>> BEGIN EXERCISE INPUTS

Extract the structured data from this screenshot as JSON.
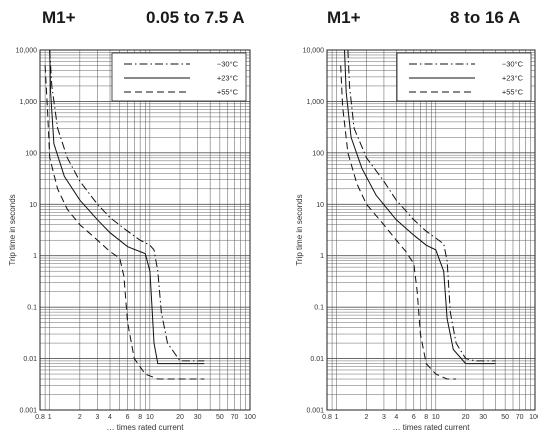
{
  "headings": [
    {
      "product": "M1+",
      "range": "0.05 to 7.5 A"
    },
    {
      "product": "M1+",
      "range": "8 to 16 A"
    }
  ],
  "chart_data": [
    {
      "type": "line",
      "title": "M1+ 0.05 to 7.5 A",
      "xlabel": "… times rated current",
      "ylabel": "Trip time in seconds",
      "x_scale": "log",
      "y_scale": "log",
      "xlim": [
        0.8,
        100
      ],
      "ylim": [
        0.001,
        10000
      ],
      "x_ticks": [
        "0.8",
        "1",
        "2",
        "3",
        "4",
        "6",
        "8",
        "10",
        "20",
        "30",
        "50",
        "70",
        "100"
      ],
      "y_ticks": [
        "10,000",
        "1,000",
        "100",
        "10",
        "1",
        "0.1",
        "0.01",
        "0.001"
      ],
      "grid": true,
      "legend_position": "top-right",
      "series": [
        {
          "name": "−30°C",
          "style": "dash-dot",
          "points": [
            [
              1.0,
              10000
            ],
            [
              1.05,
              2000
            ],
            [
              1.2,
              300
            ],
            [
              1.5,
              80
            ],
            [
              2.0,
              28
            ],
            [
              3.0,
              10
            ],
            [
              4.0,
              5.5
            ],
            [
              6.0,
              3
            ],
            [
              8.0,
              2
            ],
            [
              10.0,
              1.6
            ],
            [
              11.0,
              1.3
            ],
            [
              12.0,
              0.5
            ],
            [
              13.0,
              0.08
            ],
            [
              15.0,
              0.02
            ],
            [
              20.0,
              0.009
            ],
            [
              35.0,
              0.009
            ]
          ]
        },
        {
          "name": "+23°C",
          "style": "solid",
          "points": [
            [
              1.0,
              10000
            ],
            [
              1.02,
              1500
            ],
            [
              1.1,
              150
            ],
            [
              1.4,
              35
            ],
            [
              2.0,
              12
            ],
            [
              3.0,
              5
            ],
            [
              4.0,
              2.8
            ],
            [
              6.0,
              1.5
            ],
            [
              8.0,
              1.2
            ],
            [
              9.0,
              1.1
            ],
            [
              10.0,
              0.5
            ],
            [
              10.5,
              0.1
            ],
            [
              11.0,
              0.02
            ],
            [
              12.0,
              0.008
            ],
            [
              20.0,
              0.008
            ],
            [
              35.0,
              0.008
            ]
          ]
        },
        {
          "name": "+55°C",
          "style": "dashed",
          "points": [
            [
              0.9,
              5000
            ],
            [
              0.95,
              700
            ],
            [
              1.0,
              80
            ],
            [
              1.2,
              20
            ],
            [
              1.5,
              8
            ],
            [
              2.0,
              4
            ],
            [
              3.0,
              2
            ],
            [
              4.0,
              1.2
            ],
            [
              5.0,
              0.9
            ],
            [
              5.5,
              0.4
            ],
            [
              6.0,
              0.05
            ],
            [
              7.0,
              0.01
            ],
            [
              9.0,
              0.005
            ],
            [
              12.0,
              0.004
            ],
            [
              20.0,
              0.004
            ],
            [
              35.0,
              0.004
            ]
          ]
        }
      ]
    },
    {
      "type": "line",
      "title": "M1+ 8 to 16 A",
      "xlabel": "… times rated current",
      "ylabel": "Trip time in seconds",
      "x_scale": "log",
      "y_scale": "log",
      "xlim": [
        0.8,
        100
      ],
      "ylim": [
        0.001,
        10000
      ],
      "x_ticks": [
        "0.8",
        "1",
        "2",
        "3",
        "4",
        "6",
        "8",
        "10",
        "20",
        "30",
        "50",
        "70",
        "100"
      ],
      "y_ticks": [
        "10,000",
        "1,000",
        "100",
        "10",
        "1",
        "0.1",
        "0.01",
        "0.001"
      ],
      "grid": true,
      "legend_position": "top-right",
      "series": [
        {
          "name": "−30°C",
          "style": "dash-dot",
          "points": [
            [
              1.3,
              10000
            ],
            [
              1.35,
              2000
            ],
            [
              1.5,
              300
            ],
            [
              2.0,
              80
            ],
            [
              3.0,
              28
            ],
            [
              4.0,
              12
            ],
            [
              6.0,
              5
            ],
            [
              8.0,
              3
            ],
            [
              10.0,
              2.2
            ],
            [
              12.0,
              1.7
            ],
            [
              13.0,
              0.8
            ],
            [
              14.0,
              0.08
            ],
            [
              16.0,
              0.02
            ],
            [
              20.0,
              0.01
            ],
            [
              25.0,
              0.009
            ],
            [
              40.0,
              0.009
            ]
          ]
        },
        {
          "name": "+23°C",
          "style": "solid",
          "points": [
            [
              1.2,
              10000
            ],
            [
              1.25,
              1500
            ],
            [
              1.4,
              200
            ],
            [
              1.8,
              50
            ],
            [
              2.5,
              15
            ],
            [
              4.0,
              5
            ],
            [
              6.0,
              2.5
            ],
            [
              8.0,
              1.6
            ],
            [
              10.0,
              1.3
            ],
            [
              12.0,
              0.5
            ],
            [
              13.0,
              0.06
            ],
            [
              15.0,
              0.015
            ],
            [
              20.0,
              0.008
            ],
            [
              40.0,
              0.008
            ]
          ]
        },
        {
          "name": "+55°C",
          "style": "dashed",
          "points": [
            [
              1.1,
              5000
            ],
            [
              1.15,
              800
            ],
            [
              1.3,
              100
            ],
            [
              1.6,
              25
            ],
            [
              2.0,
              10
            ],
            [
              3.0,
              4
            ],
            [
              4.0,
              2
            ],
            [
              5.0,
              1.2
            ],
            [
              6.0,
              0.7
            ],
            [
              6.5,
              0.2
            ],
            [
              7.0,
              0.03
            ],
            [
              8.0,
              0.008
            ],
            [
              10.0,
              0.005
            ],
            [
              13.0,
              0.004
            ],
            [
              16.0,
              0.004
            ]
          ]
        }
      ]
    }
  ]
}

>> END EXERCISE INPUTS

→ TASK PROMPT: Return to the listing above and set it down exactly, leaving out its pictures.

→ RESPONSE:
Extract the structured data from this screenshot as JSON.
{
  "headings": [
    {
      "product": "M1+",
      "range": "0.05 to 7.5 A"
    },
    {
      "product": "M1+",
      "range": "8 to 16 A"
    }
  ],
  "chart_data": [
    {
      "type": "line",
      "title": "M1+ 0.05 to 7.5 A",
      "xlabel": "… times rated current",
      "ylabel": "Trip time in seconds",
      "x_scale": "log",
      "y_scale": "log",
      "xlim": [
        0.8,
        100
      ],
      "ylim": [
        0.001,
        10000
      ],
      "x_ticks": [
        "0.8",
        "1",
        "2",
        "3",
        "4",
        "6",
        "8",
        "10",
        "20",
        "30",
        "50",
        "70",
        "100"
      ],
      "y_ticks": [
        "10,000",
        "1,000",
        "100",
        "10",
        "1",
        "0.1",
        "0.01",
        "0.001"
      ],
      "grid": true,
      "legend_position": "top-right",
      "series": [
        {
          "name": "−30°C",
          "style": "dash-dot",
          "points": [
            [
              1.0,
              10000
            ],
            [
              1.05,
              2000
            ],
            [
              1.2,
              300
            ],
            [
              1.5,
              80
            ],
            [
              2.0,
              28
            ],
            [
              3.0,
              10
            ],
            [
              4.0,
              5.5
            ],
            [
              6.0,
              3
            ],
            [
              8.0,
              2
            ],
            [
              10.0,
              1.6
            ],
            [
              11.0,
              1.3
            ],
            [
              12.0,
              0.5
            ],
            [
              13.0,
              0.08
            ],
            [
              15.0,
              0.02
            ],
            [
              20.0,
              0.009
            ],
            [
              35.0,
              0.009
            ]
          ]
        },
        {
          "name": "+23°C",
          "style": "solid",
          "points": [
            [
              1.0,
              10000
            ],
            [
              1.02,
              1500
            ],
            [
              1.1,
              150
            ],
            [
              1.4,
              35
            ],
            [
              2.0,
              12
            ],
            [
              3.0,
              5
            ],
            [
              4.0,
              2.8
            ],
            [
              6.0,
              1.5
            ],
            [
              8.0,
              1.2
            ],
            [
              9.0,
              1.1
            ],
            [
              10.0,
              0.5
            ],
            [
              10.5,
              0.1
            ],
            [
              11.0,
              0.02
            ],
            [
              12.0,
              0.008
            ],
            [
              20.0,
              0.008
            ],
            [
              35.0,
              0.008
            ]
          ]
        },
        {
          "name": "+55°C",
          "style": "dashed",
          "points": [
            [
              0.9,
              5000
            ],
            [
              0.95,
              700
            ],
            [
              1.0,
              80
            ],
            [
              1.2,
              20
            ],
            [
              1.5,
              8
            ],
            [
              2.0,
              4
            ],
            [
              3.0,
              2
            ],
            [
              4.0,
              1.2
            ],
            [
              5.0,
              0.9
            ],
            [
              5.5,
              0.4
            ],
            [
              6.0,
              0.05
            ],
            [
              7.0,
              0.01
            ],
            [
              9.0,
              0.005
            ],
            [
              12.0,
              0.004
            ],
            [
              20.0,
              0.004
            ],
            [
              35.0,
              0.004
            ]
          ]
        }
      ]
    },
    {
      "type": "line",
      "title": "M1+ 8 to 16 A",
      "xlabel": "… times rated current",
      "ylabel": "Trip time in seconds",
      "x_scale": "log",
      "y_scale": "log",
      "xlim": [
        0.8,
        100
      ],
      "ylim": [
        0.001,
        10000
      ],
      "x_ticks": [
        "0.8",
        "1",
        "2",
        "3",
        "4",
        "6",
        "8",
        "10",
        "20",
        "30",
        "50",
        "70",
        "100"
      ],
      "y_ticks": [
        "10,000",
        "1,000",
        "100",
        "10",
        "1",
        "0.1",
        "0.01",
        "0.001"
      ],
      "grid": true,
      "legend_position": "top-right",
      "series": [
        {
          "name": "−30°C",
          "style": "dash-dot",
          "points": [
            [
              1.3,
              10000
            ],
            [
              1.35,
              2000
            ],
            [
              1.5,
              300
            ],
            [
              2.0,
              80
            ],
            [
              3.0,
              28
            ],
            [
              4.0,
              12
            ],
            [
              6.0,
              5
            ],
            [
              8.0,
              3
            ],
            [
              10.0,
              2.2
            ],
            [
              12.0,
              1.7
            ],
            [
              13.0,
              0.8
            ],
            [
              14.0,
              0.08
            ],
            [
              16.0,
              0.02
            ],
            [
              20.0,
              0.01
            ],
            [
              25.0,
              0.009
            ],
            [
              40.0,
              0.009
            ]
          ]
        },
        {
          "name": "+23°C",
          "style": "solid",
          "points": [
            [
              1.2,
              10000
            ],
            [
              1.25,
              1500
            ],
            [
              1.4,
              200
            ],
            [
              1.8,
              50
            ],
            [
              2.5,
              15
            ],
            [
              4.0,
              5
            ],
            [
              6.0,
              2.5
            ],
            [
              8.0,
              1.6
            ],
            [
              10.0,
              1.3
            ],
            [
              12.0,
              0.5
            ],
            [
              13.0,
              0.06
            ],
            [
              15.0,
              0.015
            ],
            [
              20.0,
              0.008
            ],
            [
              40.0,
              0.008
            ]
          ]
        },
        {
          "name": "+55°C",
          "style": "dashed",
          "points": [
            [
              1.1,
              5000
            ],
            [
              1.15,
              800
            ],
            [
              1.3,
              100
            ],
            [
              1.6,
              25
            ],
            [
              2.0,
              10
            ],
            [
              3.0,
              4
            ],
            [
              4.0,
              2
            ],
            [
              5.0,
              1.2
            ],
            [
              6.0,
              0.7
            ],
            [
              6.5,
              0.2
            ],
            [
              7.0,
              0.03
            ],
            [
              8.0,
              0.008
            ],
            [
              10.0,
              0.005
            ],
            [
              13.0,
              0.004
            ],
            [
              16.0,
              0.004
            ]
          ]
        }
      ]
    }
  ]
}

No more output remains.